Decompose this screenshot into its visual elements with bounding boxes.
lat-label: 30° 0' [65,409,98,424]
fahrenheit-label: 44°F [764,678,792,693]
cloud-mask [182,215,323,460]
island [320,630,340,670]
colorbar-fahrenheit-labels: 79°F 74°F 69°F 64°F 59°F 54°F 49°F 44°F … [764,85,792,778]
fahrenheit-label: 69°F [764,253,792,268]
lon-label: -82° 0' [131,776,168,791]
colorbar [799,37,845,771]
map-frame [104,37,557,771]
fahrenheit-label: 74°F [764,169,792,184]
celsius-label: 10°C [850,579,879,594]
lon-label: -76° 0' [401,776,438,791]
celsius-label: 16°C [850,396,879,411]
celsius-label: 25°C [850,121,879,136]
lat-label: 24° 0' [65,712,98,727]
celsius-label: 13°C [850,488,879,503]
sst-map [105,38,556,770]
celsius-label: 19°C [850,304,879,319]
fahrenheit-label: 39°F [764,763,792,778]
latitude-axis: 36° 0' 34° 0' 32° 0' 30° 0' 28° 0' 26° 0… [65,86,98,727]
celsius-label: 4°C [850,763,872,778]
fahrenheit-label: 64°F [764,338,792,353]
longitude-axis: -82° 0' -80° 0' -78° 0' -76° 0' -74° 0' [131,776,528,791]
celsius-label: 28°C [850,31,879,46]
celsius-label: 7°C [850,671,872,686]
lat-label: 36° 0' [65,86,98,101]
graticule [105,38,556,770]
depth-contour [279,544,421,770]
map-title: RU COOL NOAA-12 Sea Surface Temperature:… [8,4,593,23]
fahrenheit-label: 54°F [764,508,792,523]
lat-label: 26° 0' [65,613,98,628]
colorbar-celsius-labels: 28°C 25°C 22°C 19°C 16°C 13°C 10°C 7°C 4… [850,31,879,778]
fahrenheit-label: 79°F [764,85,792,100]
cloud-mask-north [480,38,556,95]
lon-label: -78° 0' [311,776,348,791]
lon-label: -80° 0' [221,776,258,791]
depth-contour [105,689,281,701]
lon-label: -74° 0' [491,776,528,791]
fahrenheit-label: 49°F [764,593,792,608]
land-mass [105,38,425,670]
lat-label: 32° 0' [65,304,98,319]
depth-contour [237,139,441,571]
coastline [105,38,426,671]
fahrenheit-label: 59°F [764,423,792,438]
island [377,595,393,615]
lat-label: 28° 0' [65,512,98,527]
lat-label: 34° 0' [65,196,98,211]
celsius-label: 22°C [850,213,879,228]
^^^^^^^^^^^^^^^^
To do:
Copy all the records above, renaming every "depth-contour" to "bathymetry-line" and leaving everything else unchanged.

Solution:
Decompose this screenshot into its visual elements with bounding boxes.
lat-label: 30° 0' [65,409,98,424]
fahrenheit-label: 44°F [764,678,792,693]
cloud-mask [182,215,323,460]
island [320,630,340,670]
colorbar-fahrenheit-labels: 79°F 74°F 69°F 64°F 59°F 54°F 49°F 44°F … [764,85,792,778]
fahrenheit-label: 69°F [764,253,792,268]
lon-label: -82° 0' [131,776,168,791]
colorbar [799,37,845,771]
map-frame [104,37,557,771]
fahrenheit-label: 74°F [764,169,792,184]
celsius-label: 10°C [850,579,879,594]
lon-label: -76° 0' [401,776,438,791]
celsius-label: 16°C [850,396,879,411]
celsius-label: 25°C [850,121,879,136]
lat-label: 24° 0' [65,712,98,727]
celsius-label: 13°C [850,488,879,503]
sst-map [105,38,556,770]
celsius-label: 19°C [850,304,879,319]
fahrenheit-label: 39°F [764,763,792,778]
latitude-axis: 36° 0' 34° 0' 32° 0' 30° 0' 28° 0' 26° 0… [65,86,98,727]
celsius-label: 4°C [850,763,872,778]
fahrenheit-label: 64°F [764,338,792,353]
longitude-axis: -82° 0' -80° 0' -78° 0' -76° 0' -74° 0' [131,776,528,791]
celsius-label: 28°C [850,31,879,46]
celsius-label: 7°C [850,671,872,686]
lat-label: 36° 0' [65,86,98,101]
graticule [105,38,556,770]
bathymetry-line [279,544,421,770]
map-title: RU COOL NOAA-12 Sea Surface Temperature:… [8,4,593,23]
fahrenheit-label: 54°F [764,508,792,523]
lat-label: 26° 0' [65,613,98,628]
colorbar-celsius-labels: 28°C 25°C 22°C 19°C 16°C 13°C 10°C 7°C 4… [850,31,879,778]
fahrenheit-label: 79°F [764,85,792,100]
cloud-mask-north [480,38,556,95]
lon-label: -78° 0' [311,776,348,791]
lon-label: -80° 0' [221,776,258,791]
bathymetry-line [105,689,281,701]
lon-label: -74° 0' [491,776,528,791]
fahrenheit-label: 49°F [764,593,792,608]
land-mass [105,38,425,670]
lat-label: 32° 0' [65,304,98,319]
bathymetry-line [237,139,441,571]
coastline [105,38,426,671]
fahrenheit-label: 59°F [764,423,792,438]
island [377,595,393,615]
lat-label: 28° 0' [65,512,98,527]
lat-label: 34° 0' [65,196,98,211]
celsius-label: 22°C [850,213,879,228]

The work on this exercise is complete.